Reproduce all of the data below without alteration; exclude every picture.
>> Begin
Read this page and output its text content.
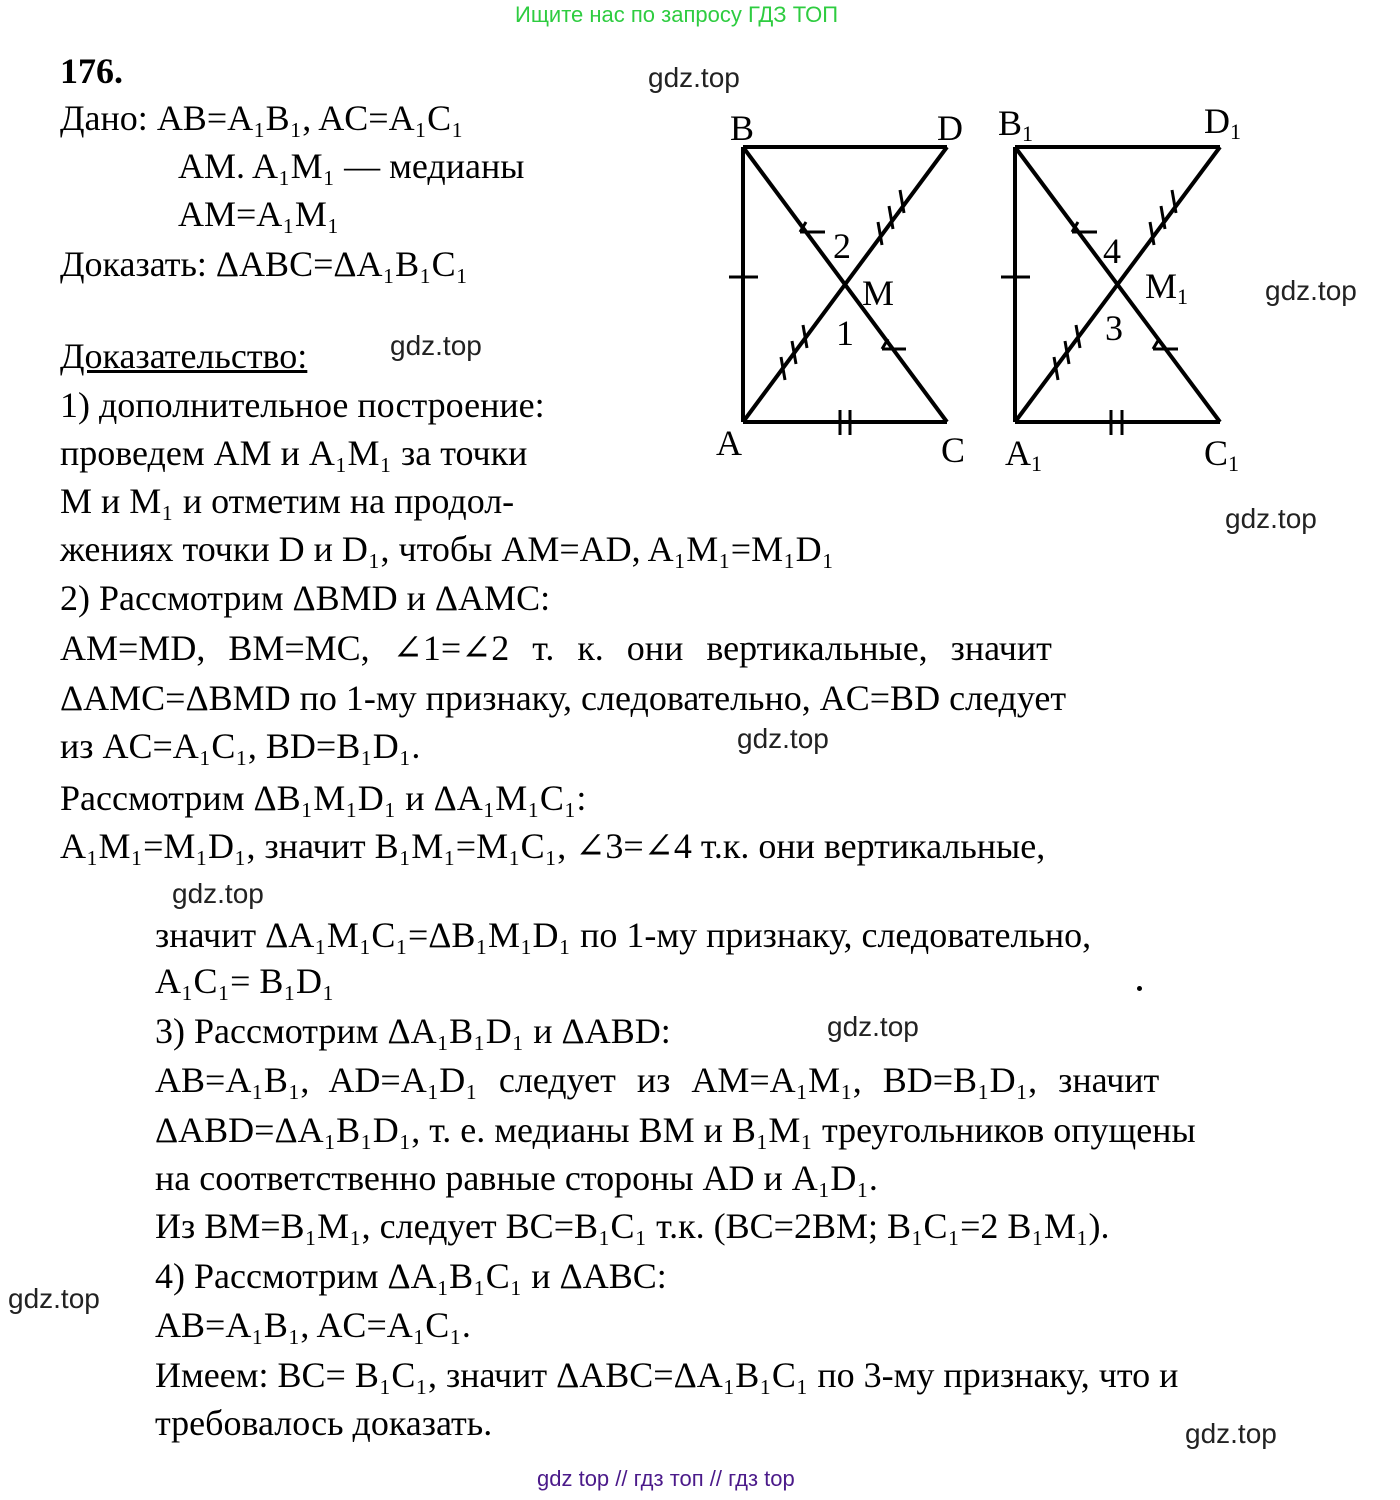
Ищите нас по запросу ГДЗ ТОП
176.	gdz.top
gdz.top
gdz.top
gdz.top
gdz.top
gdz.top
gdz.top
gdz.top
gdz.top
Дано: AB=A₁B₁, AC=A₁C₁
AM. A₁M₁ — медианы
AM=A₁M₁
Доказать: ΔABC=ΔA₁B₁C₁
Доказательство:
1) дополнительное построение:
проведем AM и A₁M₁ за точки
M и M₁ и отметим на продол-
жениях точки D и D₁, чтобы AM=AD, A₁M₁=M₁D₁
2) Рассмотрим ΔBMD и ΔAMC:
AM=MD, BM=MC, ∠1=∠2 т. к. они вертикальные, значит
ΔAMC=ΔBMD по 1-му признаку, следовательно, AC=BD следует
из AC=A₁C₁, BD=B₁D₁.
Рассмотрим ΔB₁M₁D₁ и ΔA₁M₁C₁:
A₁M₁=M₁D₁, значит B₁M₁=M₁C₁, ∠3=∠4 т.к. они вертикальные,
значит ΔA₁M₁C₁=ΔB₁M₁D₁ по 1-му признаку, следовательно,
A₁C₁= B₁D₁
3) Рассмотрим ΔA₁B₁D₁ и ΔABD:
AB=A₁B₁, AD=A₁D₁ следует из AM=A₁M₁, BD=B₁D₁, значит
ΔABD=ΔA₁B₁D₁, т. е. медианы BM и B₁M₁ треугольников опущены
на соответственно равные стороны AD и A₁D₁.
Из BM=B₁M₁, следует BC=B₁C₁ т.к. (BC=2BM; B₁C₁=2 B₁M₁).
4) Рассмотрим ΔA₁B₁C₁ и ΔABC:
AB=A₁B₁, AC=A₁C₁.
Имеем: BC= B₁C₁, значит ΔABC=ΔA₁B₁C₁ по 3-му признаку, что и
требовалось доказать.
gdz top // гдз топ // гдз top
B	D
A	C
M
2
1
B1	D1
A1	C1
M1
4
3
>> End
*ANSWER FOR THE TASK*:
Read this page and output its text content.
Ищите нас по запросу ГДЗ ТОП
176.	gdz.top
gdz.top
gdz.top
gdz.top
gdz.top
gdz.top
gdz.top
gdz.top
gdz.top
Дано: AB=A₁B₁, AC=A₁C₁
AM. A₁M₁ — медианы
AM=A₁M₁
Доказать: ΔABC=ΔA₁B₁C₁
Доказательство:
1) дополнительное построение:
проведем AM и A₁M₁ за точки
M и M₁ и отметим на продол-
жениях точки D и D₁, чтобы AM=AD, A₁M₁=M₁D₁
2) Рассмотрим ΔBMD и ΔAMC:
AM=MD, BM=MC, ∠1=∠2 т. к. они вертикальные, значит
ΔAMC=ΔBMD по 1-му признаку, следовательно, AC=BD следует
из AC=A₁C₁, BD=B₁D₁.
Рассмотрим ΔB₁M₁D₁ и ΔA₁M₁C₁:
A₁M₁=M₁D₁, значит B₁M₁=M₁C₁, ∠3=∠4 т.к. они вертикальные,
значит ΔA₁M₁C₁=ΔB₁M₁D₁ по 1-му признаку, следовательно,
A₁C₁= B₁D₁
3) Рассмотрим ΔA₁B₁D₁ и ΔABD:
AB=A₁B₁, AD=A₁D₁ следует из AM=A₁M₁, BD=B₁D₁, значит
ΔABD=ΔA₁B₁D₁, т. е. медианы BM и B₁M₁ треугольников опущены
на соответственно равные стороны AD и A₁D₁.
Из BM=B₁M₁, следует BC=B₁C₁ т.к. (BC=2BM; B₁C₁=2 B₁M₁).
4) Рассмотрим ΔA₁B₁C₁ и ΔABC:
AB=A₁B₁, AC=A₁C₁.
Имеем: BC= B₁C₁, значит ΔABC=ΔA₁B₁C₁ по 3-му признаку, что и
требовалось доказать.
gdz top // гдз топ // гдз top
B	D
A	C
M
2
1
B1	D1
A1	C1
M1
4
3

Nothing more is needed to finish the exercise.